>> START Data excerpts
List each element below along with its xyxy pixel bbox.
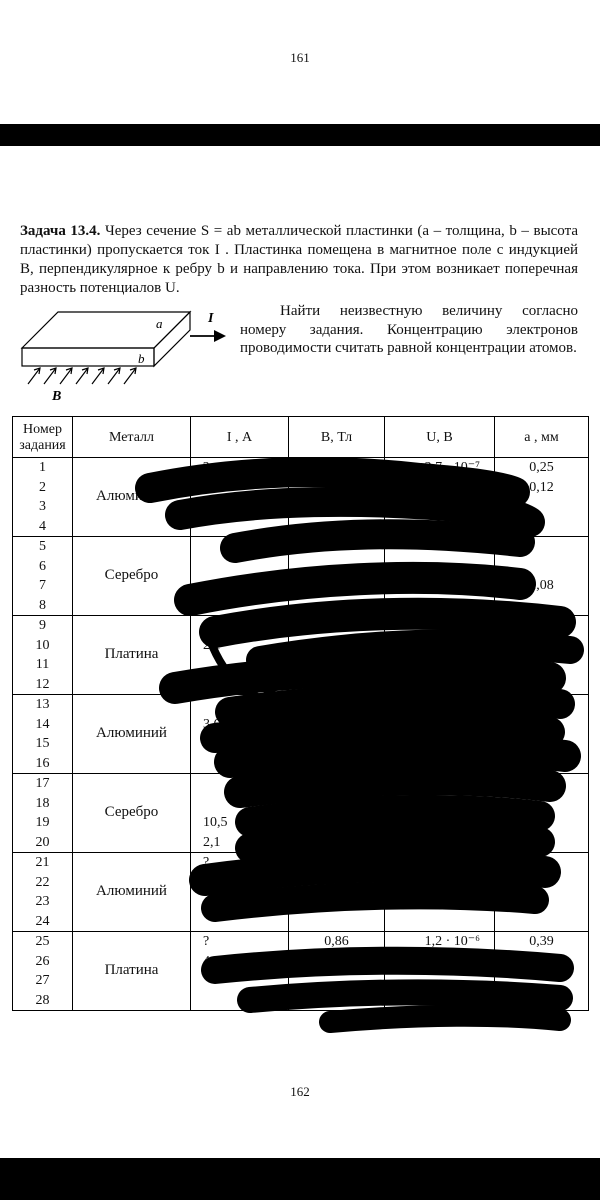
cell-thickness: ? xyxy=(538,834,545,850)
cell-thickness xyxy=(495,675,588,695)
plate-figure xyxy=(14,306,234,406)
cell-current xyxy=(191,734,288,754)
cell-voltage xyxy=(385,833,494,853)
task-number: 21 xyxy=(35,855,50,870)
table-header-row xyxy=(13,417,589,458)
cell-thickness-group xyxy=(495,616,589,695)
cell-field xyxy=(289,912,384,932)
label-B: B xyxy=(52,389,62,404)
cell-number-group xyxy=(13,774,73,853)
plate-top-face xyxy=(22,312,190,348)
task-number: 7 xyxy=(39,578,46,593)
cell-current: 2,1 xyxy=(203,637,221,653)
cell-thickness xyxy=(495,636,588,656)
task-number: 20 xyxy=(35,834,50,850)
cell-current-group xyxy=(191,932,289,1011)
cell-voltage xyxy=(385,596,494,616)
cell-voltage xyxy=(385,655,494,675)
cell-number-group xyxy=(13,932,73,1011)
cell-current xyxy=(191,517,288,537)
cell-current: 2,1 xyxy=(203,834,221,850)
cell-voltage xyxy=(385,636,494,656)
cell-field: 0,86 xyxy=(324,934,349,949)
cell-field xyxy=(289,754,384,774)
task-number: 19 xyxy=(35,815,50,830)
table-row xyxy=(13,853,589,932)
table-row xyxy=(13,537,589,616)
cell-field xyxy=(289,734,384,754)
cell-current xyxy=(191,991,288,1011)
cell-voltage xyxy=(385,892,494,912)
problem-statement xyxy=(20,222,578,298)
problem-data-table xyxy=(12,416,589,1011)
task-number: 1 xyxy=(39,460,46,475)
task-number: 15 xyxy=(35,736,50,751)
problem-text: Через сечение S = ab металлической пластинки (a – толщина, b – высота пластинки) пропускается ток I . Пластинка помещена в магнитное поле с индукцией B, перпендикулярное к ребру b и направлению тока. При этом возникает поперечная разность потенциалов U. xyxy=(20,223,579,296)
cell-voltage-group xyxy=(385,616,495,695)
page-separator-band-top xyxy=(0,124,600,146)
cell-voltage-group xyxy=(385,537,495,616)
cell-field xyxy=(289,833,384,853)
task-number: 23 xyxy=(35,894,50,909)
current-arrow-head xyxy=(214,330,226,342)
cell-field xyxy=(289,557,384,577)
cell-field xyxy=(289,853,384,873)
task-number: 28 xyxy=(35,992,50,1008)
cell-thickness xyxy=(495,734,588,754)
task-number: 2 xyxy=(39,479,46,495)
page-number-bottom: 162 xyxy=(290,1084,310,1099)
cell-field xyxy=(289,695,384,715)
cell-metal: Серебро xyxy=(73,774,191,853)
header-number: Номер задания xyxy=(13,417,73,458)
table-row xyxy=(13,695,589,774)
cell-metal: Алюминий xyxy=(73,458,191,537)
cell-voltage xyxy=(385,912,494,932)
task-number: 16 xyxy=(35,755,50,771)
cell-thickness xyxy=(495,754,588,774)
cell-voltage-group xyxy=(385,695,495,774)
cell-current-group xyxy=(191,537,289,616)
cell-current xyxy=(191,754,288,774)
cell-field xyxy=(289,537,384,557)
task-number: 17 xyxy=(35,776,50,791)
cell-thickness xyxy=(495,971,588,991)
label-I: I xyxy=(208,311,214,326)
cell-current xyxy=(191,912,288,932)
cell-field-group xyxy=(289,458,385,537)
cell-thickness xyxy=(495,892,588,912)
cell-current xyxy=(191,675,288,695)
cell-voltage-group xyxy=(385,853,495,932)
task-number: 26 xyxy=(35,953,50,969)
page-separator-band-bottom xyxy=(0,1158,600,1200)
cell-current: 3,6 xyxy=(203,716,221,732)
table-row xyxy=(13,458,589,537)
cell-field xyxy=(289,813,384,833)
cell-current xyxy=(191,655,288,675)
cell-number-group xyxy=(13,458,73,537)
cell-field xyxy=(289,794,384,814)
task-number: 8 xyxy=(39,597,46,613)
cell-voltage xyxy=(385,813,494,833)
cell-voltage xyxy=(385,517,494,537)
cell-current: ? xyxy=(203,934,210,949)
cell-voltage xyxy=(385,873,494,893)
cell-field xyxy=(289,971,384,991)
cell-current xyxy=(191,873,288,893)
cell-thickness xyxy=(495,853,588,873)
task-number: 4 xyxy=(39,518,46,534)
cell-field xyxy=(289,655,384,675)
cell-thickness-group xyxy=(495,853,589,932)
cell-current xyxy=(191,774,288,794)
cell-number-group xyxy=(13,695,73,774)
task-number: 13 xyxy=(35,697,50,712)
cell-metal: Платина xyxy=(73,616,191,695)
cell-voltage xyxy=(385,715,494,735)
cell-thickness xyxy=(495,912,588,932)
cell-current-group xyxy=(191,616,289,695)
cell-current xyxy=(191,616,288,636)
task-number: 12 xyxy=(35,676,50,692)
cell-field xyxy=(289,497,384,517)
cell-field xyxy=(289,892,384,912)
cell-voltage xyxy=(385,497,494,517)
cell-voltage xyxy=(385,971,494,991)
cell-field-group xyxy=(289,616,385,695)
cell-voltage-group xyxy=(385,774,495,853)
cell-thickness: 0,39 xyxy=(529,934,554,949)
cell-thickness-group xyxy=(495,537,589,616)
header-field: B, Тл xyxy=(289,417,385,458)
cell-number-group xyxy=(13,616,73,695)
cell-field xyxy=(289,991,384,1011)
cell-thickness: 1,08 xyxy=(529,578,554,593)
cell-current-group xyxy=(191,853,289,932)
cell-current xyxy=(191,971,288,991)
cell-current: 10,5 xyxy=(203,815,228,830)
cell-current: ? xyxy=(203,855,210,870)
cell-thickness xyxy=(495,537,588,557)
cell-field xyxy=(289,458,384,478)
cell-field xyxy=(289,576,384,596)
task-number: 22 xyxy=(35,874,50,890)
cell-current: 4,5 xyxy=(203,894,221,909)
task-number: 27 xyxy=(35,973,50,988)
cell-voltage xyxy=(385,478,494,498)
cell-field-group xyxy=(289,774,385,853)
cell-thickness xyxy=(495,774,588,794)
cell-thickness xyxy=(495,596,588,616)
task-number: 18 xyxy=(35,795,50,811)
table-row xyxy=(13,774,589,853)
cell-thickness xyxy=(495,991,588,1011)
cell-current xyxy=(191,596,288,616)
problem-title: Задача 13.4. xyxy=(20,223,101,239)
cell-voltage xyxy=(385,952,494,972)
cell-metal: Алюминий xyxy=(73,853,191,932)
cell-field-group xyxy=(289,853,385,932)
task-number: 24 xyxy=(35,913,50,929)
cell-current xyxy=(191,478,288,498)
task-text: Найти неизвестную величину согласно номеру задания. Концентрацию электронов проводимости считать равной концентрации атомов. xyxy=(240,303,578,357)
cell-voltage: 1,2 · 10⁻⁶ xyxy=(424,934,480,949)
cell-voltage: 18 · 10⁻⁷ xyxy=(428,539,480,554)
cell-current: 4,3 xyxy=(203,953,221,969)
cell-current-group xyxy=(191,774,289,853)
task-number: 25 xyxy=(35,934,50,949)
page-number-top: 161 xyxy=(290,50,310,65)
table-row xyxy=(13,616,589,695)
label-b: b xyxy=(138,351,145,366)
cell-thickness-group xyxy=(495,932,589,1011)
cell-field xyxy=(289,715,384,735)
cell-voltage xyxy=(385,774,494,794)
cell-voltage xyxy=(385,991,494,1011)
cell-field xyxy=(289,675,384,695)
task-number: 10 xyxy=(35,637,50,653)
cell-thickness xyxy=(495,695,588,715)
cell-voltage-group xyxy=(385,458,495,537)
header-current: I , А xyxy=(191,417,289,458)
table-row xyxy=(13,932,589,1011)
plate-front-face xyxy=(22,348,154,366)
cell-number-group xyxy=(13,537,73,616)
cell-voltage xyxy=(385,794,494,814)
cell-thickness: 0,25 xyxy=(529,460,554,475)
task-number: 3 xyxy=(39,499,46,514)
cell-thickness xyxy=(495,655,588,675)
label-a: a xyxy=(156,316,163,331)
cell-thickness xyxy=(495,557,588,577)
cell-current xyxy=(191,537,288,557)
cell-thickness xyxy=(495,616,588,636)
cell-voltage: 2,7 · 10⁻⁷ xyxy=(424,460,480,475)
header-thickness: a , мм xyxy=(495,417,589,458)
cell-metal: Платина xyxy=(73,932,191,1011)
cell-thickness xyxy=(495,952,588,972)
cell-number-group xyxy=(13,853,73,932)
cell-current xyxy=(191,576,288,596)
cell-field xyxy=(289,616,384,636)
cell-field-group xyxy=(289,932,385,1011)
cell-current xyxy=(191,695,288,715)
cell-voltage xyxy=(385,695,494,715)
cell-thickness xyxy=(495,794,588,814)
cell-current-group xyxy=(191,458,289,537)
cell-current-group xyxy=(191,695,289,774)
cell-thickness xyxy=(495,497,588,517)
cell-thickness: 0,12 xyxy=(529,479,554,495)
task-number: 6 xyxy=(39,558,46,574)
task-number: 14 xyxy=(35,716,50,732)
cell-voltage xyxy=(385,734,494,754)
cell-field xyxy=(289,873,384,893)
cell-current xyxy=(191,557,288,577)
cell-thickness: 0,7 xyxy=(532,815,551,830)
task-number: 11 xyxy=(35,657,50,672)
cell-field xyxy=(289,774,384,794)
cell-thickness xyxy=(495,873,588,893)
cell-thickness xyxy=(495,715,588,735)
cell-voltage xyxy=(385,754,494,774)
cell-field xyxy=(289,478,384,498)
cell-current xyxy=(191,497,288,517)
cell-field-group xyxy=(289,537,385,616)
task-number: 9 xyxy=(39,618,46,633)
cell-thickness-group xyxy=(495,458,589,537)
header-metal: Металл xyxy=(73,417,191,458)
cell-field-group xyxy=(289,695,385,774)
cell-metal: Алюминий xyxy=(73,695,191,774)
cell-voltage-group xyxy=(385,932,495,1011)
cell-voltage xyxy=(385,576,494,596)
task-number: 5 xyxy=(39,539,46,554)
cell-field xyxy=(289,636,384,656)
cell-thickness xyxy=(495,517,588,537)
cell-thickness-group xyxy=(495,695,589,774)
cell-voltage xyxy=(385,675,494,695)
field-arrows xyxy=(28,368,136,384)
cell-voltage xyxy=(385,616,494,636)
cell-field xyxy=(289,952,384,972)
cell-field xyxy=(289,517,384,537)
cell-voltage xyxy=(385,557,494,577)
cell-voltage xyxy=(385,853,494,873)
header-voltage: U, В xyxy=(385,417,495,458)
cell-current xyxy=(191,794,288,814)
cell-thickness-group xyxy=(495,774,589,853)
cell-current: ? xyxy=(203,460,210,475)
cell-metal: Серебро xyxy=(73,537,191,616)
cell-field xyxy=(289,596,384,616)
>> END Data excerpts
Problem details -
Reproduce the rows from the one containing "cell-thickness: ? xyxy=(538,834,545,850)" through the one containing "plate-top-face xyxy=(22,312,190,348)", renaming "plate-figure" to "plate-diagram" and leaving everything else unchanged.

Output below -
cell-thickness: ? xyxy=(538,834,545,850)
cell-thickness xyxy=(495,675,588,695)
plate-diagram xyxy=(14,306,234,406)
cell-current xyxy=(191,734,288,754)
cell-voltage xyxy=(385,833,494,853)
task-number: 21 xyxy=(35,855,50,870)
table-header-row xyxy=(13,417,589,458)
cell-thickness-group xyxy=(495,616,589,695)
cell-field xyxy=(289,912,384,932)
label-B: B xyxy=(52,389,62,404)
cell-number-group xyxy=(13,774,73,853)
plate-top-face xyxy=(22,312,190,348)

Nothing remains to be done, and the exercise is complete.